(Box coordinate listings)

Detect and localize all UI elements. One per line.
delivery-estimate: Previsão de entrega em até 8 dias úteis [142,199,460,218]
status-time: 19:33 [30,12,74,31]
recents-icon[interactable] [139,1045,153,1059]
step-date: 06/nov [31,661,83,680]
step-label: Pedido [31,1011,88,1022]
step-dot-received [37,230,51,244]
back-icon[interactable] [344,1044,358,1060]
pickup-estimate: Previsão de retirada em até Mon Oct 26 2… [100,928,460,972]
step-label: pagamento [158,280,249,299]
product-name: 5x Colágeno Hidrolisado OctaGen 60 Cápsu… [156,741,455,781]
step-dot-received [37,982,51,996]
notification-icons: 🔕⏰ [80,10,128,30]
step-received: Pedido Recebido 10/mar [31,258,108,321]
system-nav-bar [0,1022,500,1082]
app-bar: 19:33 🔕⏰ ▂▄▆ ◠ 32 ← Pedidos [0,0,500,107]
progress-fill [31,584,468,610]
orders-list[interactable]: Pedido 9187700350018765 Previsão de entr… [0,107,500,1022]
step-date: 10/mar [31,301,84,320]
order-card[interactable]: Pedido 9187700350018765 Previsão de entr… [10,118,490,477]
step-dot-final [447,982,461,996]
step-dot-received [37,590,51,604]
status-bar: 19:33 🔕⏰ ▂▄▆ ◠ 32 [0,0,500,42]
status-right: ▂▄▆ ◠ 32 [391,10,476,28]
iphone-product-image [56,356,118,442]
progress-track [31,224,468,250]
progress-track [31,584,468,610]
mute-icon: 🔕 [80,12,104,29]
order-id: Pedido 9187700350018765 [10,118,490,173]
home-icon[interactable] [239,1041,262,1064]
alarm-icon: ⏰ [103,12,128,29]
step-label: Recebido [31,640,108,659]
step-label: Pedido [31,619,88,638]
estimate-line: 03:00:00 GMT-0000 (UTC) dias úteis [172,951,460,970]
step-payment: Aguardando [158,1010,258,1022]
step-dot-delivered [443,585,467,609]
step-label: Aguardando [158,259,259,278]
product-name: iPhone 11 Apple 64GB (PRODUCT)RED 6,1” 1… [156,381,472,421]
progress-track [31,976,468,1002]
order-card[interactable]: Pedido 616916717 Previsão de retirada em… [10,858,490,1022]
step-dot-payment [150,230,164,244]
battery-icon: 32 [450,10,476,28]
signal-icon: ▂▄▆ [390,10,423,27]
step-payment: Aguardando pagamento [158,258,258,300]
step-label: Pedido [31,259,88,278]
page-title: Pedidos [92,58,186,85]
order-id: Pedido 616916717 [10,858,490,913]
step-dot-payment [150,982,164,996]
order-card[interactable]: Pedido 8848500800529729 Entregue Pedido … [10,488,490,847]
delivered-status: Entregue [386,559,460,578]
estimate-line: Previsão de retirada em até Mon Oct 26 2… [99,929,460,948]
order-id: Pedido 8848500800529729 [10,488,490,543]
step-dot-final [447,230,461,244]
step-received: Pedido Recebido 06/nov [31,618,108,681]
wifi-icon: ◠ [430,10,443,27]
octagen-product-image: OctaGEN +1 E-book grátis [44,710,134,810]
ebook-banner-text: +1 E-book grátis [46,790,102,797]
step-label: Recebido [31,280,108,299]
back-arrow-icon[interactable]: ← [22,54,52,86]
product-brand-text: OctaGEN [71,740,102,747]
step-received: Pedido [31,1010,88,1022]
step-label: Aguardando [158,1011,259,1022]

### EXERCISE DETAILS
Give the material again from its first line up to and including the line with "step-label: Pedido [31,1011,88,1022]", swapping "status-time" for "clock-time" and leaving everything else unchanged.

### FINISHED EXERCISE
Detect and localize all UI elements. One per line.
delivery-estimate: Previsão de entrega em até 8 dias úteis [142,199,460,218]
clock-time: 19:33 [30,12,74,31]
recents-icon[interactable] [139,1045,153,1059]
step-date: 06/nov [31,661,83,680]
step-label: Pedido [31,1011,88,1022]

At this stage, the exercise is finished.